The listing must be reproduced in full, exactly as it stands.

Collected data
begin

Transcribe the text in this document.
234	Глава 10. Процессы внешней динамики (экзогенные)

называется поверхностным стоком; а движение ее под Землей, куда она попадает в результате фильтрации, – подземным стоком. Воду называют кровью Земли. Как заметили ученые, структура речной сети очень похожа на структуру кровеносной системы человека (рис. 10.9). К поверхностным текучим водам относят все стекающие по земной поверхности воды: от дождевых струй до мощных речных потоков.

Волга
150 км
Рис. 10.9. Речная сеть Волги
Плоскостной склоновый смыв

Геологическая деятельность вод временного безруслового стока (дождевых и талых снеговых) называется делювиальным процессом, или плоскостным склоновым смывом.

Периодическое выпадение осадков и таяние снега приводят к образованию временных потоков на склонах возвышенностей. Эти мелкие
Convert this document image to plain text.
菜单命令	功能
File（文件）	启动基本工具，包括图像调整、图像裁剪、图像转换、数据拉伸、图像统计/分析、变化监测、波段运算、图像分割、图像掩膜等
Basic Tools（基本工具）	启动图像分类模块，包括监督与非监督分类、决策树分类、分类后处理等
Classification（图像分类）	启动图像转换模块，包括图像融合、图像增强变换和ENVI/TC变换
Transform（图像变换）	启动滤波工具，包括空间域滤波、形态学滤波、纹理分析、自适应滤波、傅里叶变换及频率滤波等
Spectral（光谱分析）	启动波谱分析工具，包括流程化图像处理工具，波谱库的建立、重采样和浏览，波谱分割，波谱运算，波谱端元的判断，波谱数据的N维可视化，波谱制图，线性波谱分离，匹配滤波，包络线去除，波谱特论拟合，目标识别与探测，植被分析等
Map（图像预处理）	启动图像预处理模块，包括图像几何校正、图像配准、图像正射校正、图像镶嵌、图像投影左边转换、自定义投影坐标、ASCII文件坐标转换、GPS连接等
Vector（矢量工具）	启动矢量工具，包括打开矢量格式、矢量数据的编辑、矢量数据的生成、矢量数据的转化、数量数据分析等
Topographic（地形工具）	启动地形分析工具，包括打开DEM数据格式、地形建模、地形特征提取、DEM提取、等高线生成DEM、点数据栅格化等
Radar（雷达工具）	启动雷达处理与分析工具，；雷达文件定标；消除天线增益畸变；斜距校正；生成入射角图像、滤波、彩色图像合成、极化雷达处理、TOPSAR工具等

end

== Exercise output ==
Transcribe the text in this document.
234	Глава 10. Процессы внешней динамики (экзогенные)

называется поверхностным стоком; а движение ее под Землей, куда она попадает в результате фильтрации, – подземным стоком. Воду называют кровью Земли. Как заметили ученые, структура речной сети очень похожа на структуру кровеносной системы человека (рис. 10.9). К поверхностным текучим водам относят все стекающие по земной поверхности воды: от дождевых струй до мощных речных потоков.

Волга
150 км
Рис. 10.9. Речная сеть Волги
Плоскостной склоновый смыв

Геологическая деятельность вод временного безруслового стока (дождевых и талых снеговых) называется делювиальным процессом, или плоскостным склоновым смывом.

Периодическое выпадение осадков и таяние снега приводят к образованию временных потоков на склонах возвышенностей. Эти мелкие
Convert this document image to plain text.
菜单命令	功能
File（文件）	启动基本工具，包括图像调整、图像裁剪、图像转换、数据拉伸、图像统计/分析、变化监测、波段运算、图像分割、图像掩膜等
Basic Tools（基本工具）	启动图像分类模块，包括监督与非监督分类、决策树分类、分类后处理等
Classification（图像分类）	启动图像转换模块，包括图像融合、图像增强变换和ENVI/TC变换
Transform（图像变换）	启动滤波工具，包括空间域滤波、形态学滤波、纹理分析、自适应滤波、傅里叶变换及频率滤波等
Spectral（光谱分析）	启动波谱分析工具，包括流程化图像处理工具，波谱库的建立、重采样和浏览，波谱分割，波谱运算，波谱端元的判断，波谱数据的N维可视化，波谱制图，线性波谱分离，匹配滤波，包络线去除，波谱特论拟合，目标识别与探测，植被分析等
Map（图像预处理）	启动图像预处理模块，包括图像几何校正、图像配准、图像正射校正、图像镶嵌、图像投影左边转换、自定义投影坐标、ASCII文件坐标转换、GPS连接等
Vector（矢量工具）	启动矢量工具，包括打开矢量格式、矢量数据的编辑、矢量数据的生成、矢量数据的转化、数量数据分析等
Topographic（地形工具）	启动地形分析工具，包括打开DEM数据格式、地形建模、地形特征提取、DEM提取、等高线生成DEM、点数据栅格化等
Radar（雷达工具）	启动雷达处理与分析工具，；雷达文件定标；消除天线增益畸变；斜距校正；生成入射角图像、滤波、彩色图像合成、极化雷达处理、TOPSAR工具等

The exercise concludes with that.